──────── DATA RECORDS
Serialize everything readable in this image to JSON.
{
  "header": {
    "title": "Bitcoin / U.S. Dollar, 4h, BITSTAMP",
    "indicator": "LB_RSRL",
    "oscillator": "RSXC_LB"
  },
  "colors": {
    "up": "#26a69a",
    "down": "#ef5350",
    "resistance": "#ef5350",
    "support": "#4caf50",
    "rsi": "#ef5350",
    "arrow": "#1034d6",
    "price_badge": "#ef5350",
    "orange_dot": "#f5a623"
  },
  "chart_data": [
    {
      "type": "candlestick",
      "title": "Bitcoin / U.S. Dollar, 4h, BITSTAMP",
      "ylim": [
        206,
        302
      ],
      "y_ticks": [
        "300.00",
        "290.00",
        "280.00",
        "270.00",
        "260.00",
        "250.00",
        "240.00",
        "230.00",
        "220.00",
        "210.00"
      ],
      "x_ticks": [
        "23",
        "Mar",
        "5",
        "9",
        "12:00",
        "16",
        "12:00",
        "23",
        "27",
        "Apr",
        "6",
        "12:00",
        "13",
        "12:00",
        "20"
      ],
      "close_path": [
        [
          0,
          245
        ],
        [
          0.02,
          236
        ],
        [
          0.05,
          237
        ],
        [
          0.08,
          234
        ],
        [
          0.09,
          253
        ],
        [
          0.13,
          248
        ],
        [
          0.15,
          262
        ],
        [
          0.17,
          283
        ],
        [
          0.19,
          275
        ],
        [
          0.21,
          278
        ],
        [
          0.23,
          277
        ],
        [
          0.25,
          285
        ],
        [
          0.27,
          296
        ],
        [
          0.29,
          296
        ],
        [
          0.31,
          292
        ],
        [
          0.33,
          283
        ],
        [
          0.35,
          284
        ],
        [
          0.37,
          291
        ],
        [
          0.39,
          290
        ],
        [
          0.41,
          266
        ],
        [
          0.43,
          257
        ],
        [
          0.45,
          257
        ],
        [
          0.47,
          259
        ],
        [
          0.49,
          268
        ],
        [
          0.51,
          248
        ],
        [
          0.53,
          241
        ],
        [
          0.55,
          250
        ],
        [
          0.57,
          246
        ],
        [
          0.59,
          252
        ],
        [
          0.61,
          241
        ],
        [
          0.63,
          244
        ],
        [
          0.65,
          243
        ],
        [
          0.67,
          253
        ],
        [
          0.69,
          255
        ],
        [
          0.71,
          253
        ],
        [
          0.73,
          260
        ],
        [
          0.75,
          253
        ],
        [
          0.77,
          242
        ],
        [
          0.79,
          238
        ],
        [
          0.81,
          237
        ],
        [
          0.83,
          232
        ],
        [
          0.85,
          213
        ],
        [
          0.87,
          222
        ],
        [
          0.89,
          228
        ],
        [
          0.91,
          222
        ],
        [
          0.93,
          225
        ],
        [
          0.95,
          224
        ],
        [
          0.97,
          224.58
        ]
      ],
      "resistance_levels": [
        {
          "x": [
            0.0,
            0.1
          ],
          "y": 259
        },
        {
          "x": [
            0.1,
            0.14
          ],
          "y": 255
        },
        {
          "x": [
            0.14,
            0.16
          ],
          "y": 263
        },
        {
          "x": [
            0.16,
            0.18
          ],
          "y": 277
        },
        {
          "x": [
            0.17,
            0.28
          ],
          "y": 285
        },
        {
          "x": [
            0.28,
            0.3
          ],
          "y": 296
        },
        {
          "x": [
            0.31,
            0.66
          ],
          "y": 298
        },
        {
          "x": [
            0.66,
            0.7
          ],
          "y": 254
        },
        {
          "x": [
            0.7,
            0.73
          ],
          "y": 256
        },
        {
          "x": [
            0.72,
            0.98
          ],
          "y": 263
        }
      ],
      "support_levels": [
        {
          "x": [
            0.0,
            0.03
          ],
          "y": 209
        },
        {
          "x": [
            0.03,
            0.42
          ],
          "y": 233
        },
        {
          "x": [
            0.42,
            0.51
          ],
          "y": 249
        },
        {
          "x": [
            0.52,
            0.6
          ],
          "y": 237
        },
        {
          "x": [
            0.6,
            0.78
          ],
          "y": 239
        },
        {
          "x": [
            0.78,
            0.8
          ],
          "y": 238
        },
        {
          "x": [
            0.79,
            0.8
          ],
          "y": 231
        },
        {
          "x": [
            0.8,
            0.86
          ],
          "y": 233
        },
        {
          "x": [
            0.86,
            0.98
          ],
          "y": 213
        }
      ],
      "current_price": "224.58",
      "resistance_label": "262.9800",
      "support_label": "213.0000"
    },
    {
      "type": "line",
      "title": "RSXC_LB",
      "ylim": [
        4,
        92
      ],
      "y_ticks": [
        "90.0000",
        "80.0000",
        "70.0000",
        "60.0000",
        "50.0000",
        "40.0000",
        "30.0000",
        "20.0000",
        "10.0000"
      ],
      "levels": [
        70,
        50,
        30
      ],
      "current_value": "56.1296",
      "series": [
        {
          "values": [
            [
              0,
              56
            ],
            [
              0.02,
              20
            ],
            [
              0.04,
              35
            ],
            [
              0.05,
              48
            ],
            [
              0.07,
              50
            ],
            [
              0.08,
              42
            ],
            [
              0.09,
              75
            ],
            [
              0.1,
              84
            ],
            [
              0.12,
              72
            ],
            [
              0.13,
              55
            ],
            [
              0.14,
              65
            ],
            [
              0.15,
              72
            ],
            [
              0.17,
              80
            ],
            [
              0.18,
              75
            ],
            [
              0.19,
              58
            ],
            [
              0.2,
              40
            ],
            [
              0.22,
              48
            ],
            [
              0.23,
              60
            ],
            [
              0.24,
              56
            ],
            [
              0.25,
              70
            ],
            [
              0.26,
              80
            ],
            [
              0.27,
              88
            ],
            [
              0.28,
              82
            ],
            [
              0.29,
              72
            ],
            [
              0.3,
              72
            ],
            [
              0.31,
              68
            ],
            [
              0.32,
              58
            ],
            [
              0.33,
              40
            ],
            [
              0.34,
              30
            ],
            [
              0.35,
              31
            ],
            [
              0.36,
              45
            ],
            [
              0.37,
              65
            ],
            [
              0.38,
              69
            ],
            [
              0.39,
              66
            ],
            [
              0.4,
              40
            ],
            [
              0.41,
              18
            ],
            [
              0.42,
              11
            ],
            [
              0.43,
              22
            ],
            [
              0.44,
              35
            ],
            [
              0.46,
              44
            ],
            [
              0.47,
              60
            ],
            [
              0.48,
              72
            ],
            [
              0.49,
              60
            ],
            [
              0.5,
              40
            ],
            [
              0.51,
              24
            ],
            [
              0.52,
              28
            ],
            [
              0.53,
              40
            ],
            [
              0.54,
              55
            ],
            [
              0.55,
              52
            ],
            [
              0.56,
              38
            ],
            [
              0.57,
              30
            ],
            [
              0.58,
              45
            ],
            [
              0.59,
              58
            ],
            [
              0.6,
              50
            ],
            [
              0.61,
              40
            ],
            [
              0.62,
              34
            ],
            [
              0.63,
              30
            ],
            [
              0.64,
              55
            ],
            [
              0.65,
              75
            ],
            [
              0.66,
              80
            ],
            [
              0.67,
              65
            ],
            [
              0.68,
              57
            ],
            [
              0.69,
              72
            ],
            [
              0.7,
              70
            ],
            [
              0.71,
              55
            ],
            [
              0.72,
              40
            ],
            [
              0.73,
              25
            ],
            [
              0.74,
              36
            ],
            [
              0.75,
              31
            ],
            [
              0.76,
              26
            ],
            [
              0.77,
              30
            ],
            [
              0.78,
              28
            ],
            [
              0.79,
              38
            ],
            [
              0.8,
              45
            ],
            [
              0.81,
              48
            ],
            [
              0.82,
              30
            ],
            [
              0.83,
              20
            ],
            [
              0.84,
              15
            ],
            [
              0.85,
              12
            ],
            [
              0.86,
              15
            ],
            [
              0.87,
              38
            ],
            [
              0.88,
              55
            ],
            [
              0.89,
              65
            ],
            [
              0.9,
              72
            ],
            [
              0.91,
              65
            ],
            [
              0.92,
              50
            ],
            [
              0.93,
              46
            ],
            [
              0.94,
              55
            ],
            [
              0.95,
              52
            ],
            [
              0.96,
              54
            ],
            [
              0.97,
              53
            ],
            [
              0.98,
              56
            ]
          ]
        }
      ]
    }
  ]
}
────────────────
## GIVEN INSTRUCTION
Copy each line of the listing that holds the word "title".

## WRITTEN RESPONSE
    "title": "Bitcoin / U.S. Dollar, 4h, BITSTAMP",
      "title": "Bitcoin / U.S. Dollar, 4h, BITSTAMP",
      "title": "RSXC_LB",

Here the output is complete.